■ 文本段落
= = = = = = =

插件系统：灵活扩展采集能力

深入了解 AI Observability Agent 的插件系统，通过插件扩展采集能力

插件架构设计

AI Observability Agent 的插件系统采用灵活的插件架构，允许用户通过插件扩展采集能力：

核心设计

插件接口：统一的插件接口
动态加载：运行时动态加载插件
并发执行：插件并发执行，互不影响
错误隔离：单个插件失败不影响其他插件
生命周期管理：插件的启动、停止、重启

插件类型

插件类型	数据源	适用场景
HTTP 插件	HTTP 端点	从 HTTP 服务获取指标
Exec 插件	命令输出	执行命令获取指标
Script 插件	脚本输出	执行脚本获取指标

插件架构图

┌─────────────────────────────────────────────────────────┐
│                  Plugin System                         │
├─────────────────────────────────────────────────────────┤
│  ┌─────────────────┐  ┌─────────────────┐  ┌───────────┐ │
│  │ HTTP 插件       │  │ Exec 插件       │  │ Script 插件│ │
│  └────────┬────────┘  └────────┬────────┘  └────┬──────┘ │
│           │                    │                 │        │
│           └────────────────────┼─────────────────┘        │
│                                │                         │
│  ┌─────────────────────────────────────────────────────┐ │
│  │                 Plugin Manager                     │ │
│  │  - 插件生命周期管理                                │ │
│  │  - 插件配置管理                                    │ │
│  │  - 插件执行调度                                    │ │
│  └─────────────────────────────────────────────────────┘ │
│                                │                         │
│  ┌─────────────────────────────────────────────────────┐ │
│  │                 Metrics Pipeline                    │ │
│  │  - 指标解析                                        │ │
│  │  - 标签处理                                        │ │
│  │  - 数据推送                                        │ │
│  └─────────────────────────────────────────────────────┘ │
└─────────────────────────────────────────────────────────┘

HTTP 插件

功能

HTTP 插件从 HTTP 端点获取 Prometheus 格式的指标。

= = = = = = =

■ 所给数据

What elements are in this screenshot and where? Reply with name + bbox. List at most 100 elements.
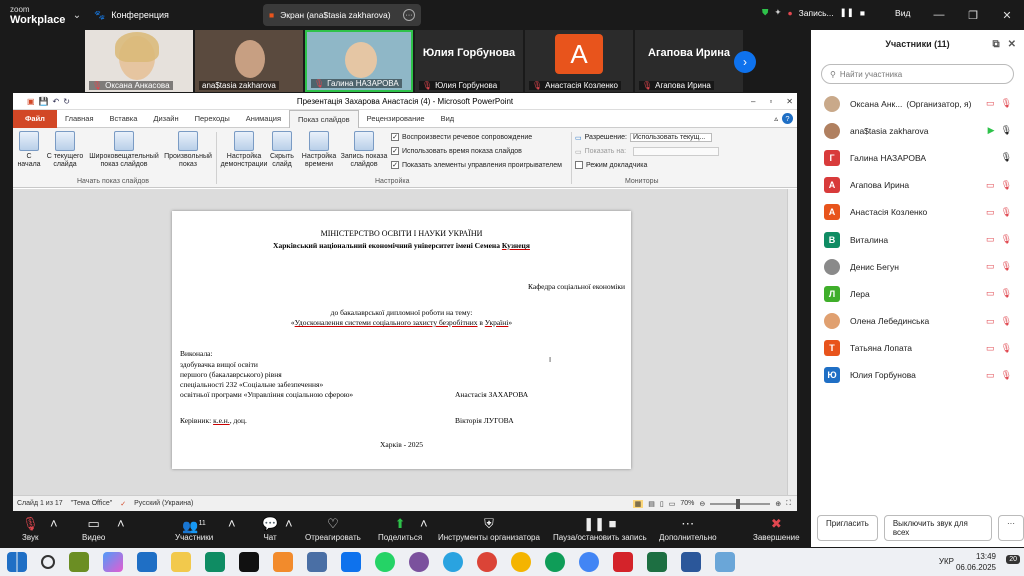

= = = = = = =

■ 任务目标
[A] 插件系统说明列出的插件类型中，Exec 插件的数据源是什么？
[B] 接着插件系统说明的最后一句往下写。

■ 练习结果
[A] 命令输出。

[B]
配置示例

plugins:
  - name: http_metrics          # 插件名称
    type: http                  # 插件类型
    enabled: true               # 是否启用
    interval_secs: 30            # 采集间隔
    timeout_secs: 10            # 超时时间
    config:
      url: http://localhost:8080/metrics  # HTTP 端点 URL
      method: GET               # HTTP 方法
      headers:                  # 自定义头
        Authorization: Bearer token123
    labels:                     # 额外标签
      source: http_plugin
      service: webapp

使用场景

监控第三方服务：从第三方服务的 /metrics 端点获取指标
监控微服务：监控内部微服务的运行状态
监控云服务：从云服务的 API 获取指标
监控自定义应用：从自定义应用的指标端点获取数据

数据格式

HTTP 插件支持标准的 Prometheus text exposition 格式：

# HELP http_requests_total Total HTTP requests
# TYPE http_requests_total counter
http_requests_total{method="GET",status="200"} 1027 1395066363000
http_requests_total{method="POST",status="200"} 4 1395066363000

Exec 插件

功能

Exec 插件执行命令并解析命令输出获取指标。

配置示例

plugins:
  - name: system_check
    type: exec
    enabled: true
    interval_secs: 60
    timeout_secs: 5
    config:
      command: /usr/local/bin/check_system  # 执行命令
      args:                               # 命令参数
        - --verbose
        - --format=prometheus
    labels:
      source: exec_plugin
      check: system

使用场景

监控系统状态：执行系统命令获取状态信息
监控硬件：执行硬件检测命令
监控自定义指标：执行自定义检查命令
监控外部系统：执行与外部系统交互的命令

输出格式

Exec 插件支持以下输出格式：

Prometheus 格式：标准的 Prometheus text exposition 格式
JSON 格式：结构化 JSON 格式
自定义格式：通过脚本转换为 Prometheus 格式

Script 插件

功能

Script 插件执行脚本并解析脚本输出获取指标。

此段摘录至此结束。